▸ **WHAT THE TASK ASKS**
All the data should be repeated exactly. Any image in it is left out.

[Data records]
===============

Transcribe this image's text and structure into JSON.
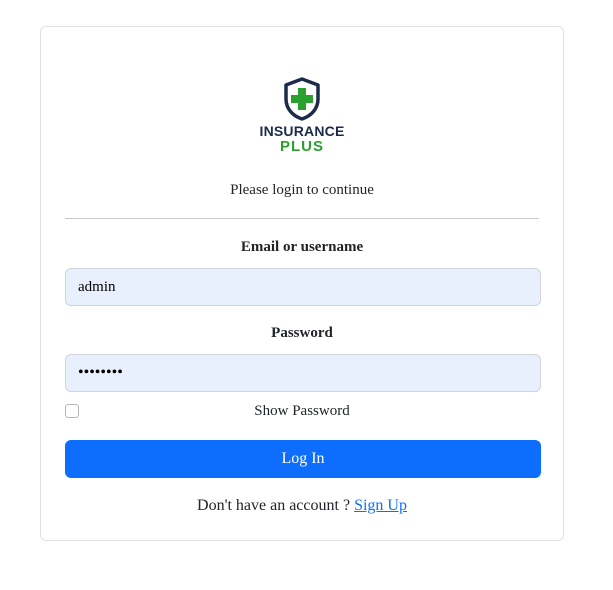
{
  "brand": {
    "icon": "shield-plus-icon",
    "line1": "INSURANCE",
    "line2": "PLUS",
    "colors": {
      "navy": "#1c2b4a",
      "green": "#2aa12e"
    }
  },
  "login": {
    "subtitle": "Please login to continue",
    "email_label": "Email or username",
    "email_value": "admin",
    "password_label": "Password",
    "password_value": "admin123",
    "show_password_label": "Show Password",
    "show_password_checked": false,
    "submit_label": "Log In",
    "signup_prompt": "Don't have an account ?",
    "signup_link": "Sign Up"
  },
  "colors": {
    "primary": "#0d6efd",
    "field_background": "#e8f0fe"
  }
}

===============

▸ **RESPONSE**
Transcribe this image's text and structure into JSON.
{
  "brand": {
    "icon": "shield-plus-icon",
    "line1": "INSURANCE",
    "line2": "PLUS",
    "colors": {
      "navy": "#1c2b4a",
      "green": "#2aa12e"
    }
  },
  "login": {
    "subtitle": "Please login to continue",
    "email_label": "Email or username",
    "email_value": "admin",
    "password_label": "Password",
    "password_value": "admin123",
    "show_password_label": "Show Password",
    "show_password_checked": false,
    "submit_label": "Log In",
    "signup_prompt": "Don't have an account ?",
    "signup_link": "Sign Up"
  },
  "colors": {
    "primary": "#0d6efd",
    "field_background": "#e8f0fe"
  }
}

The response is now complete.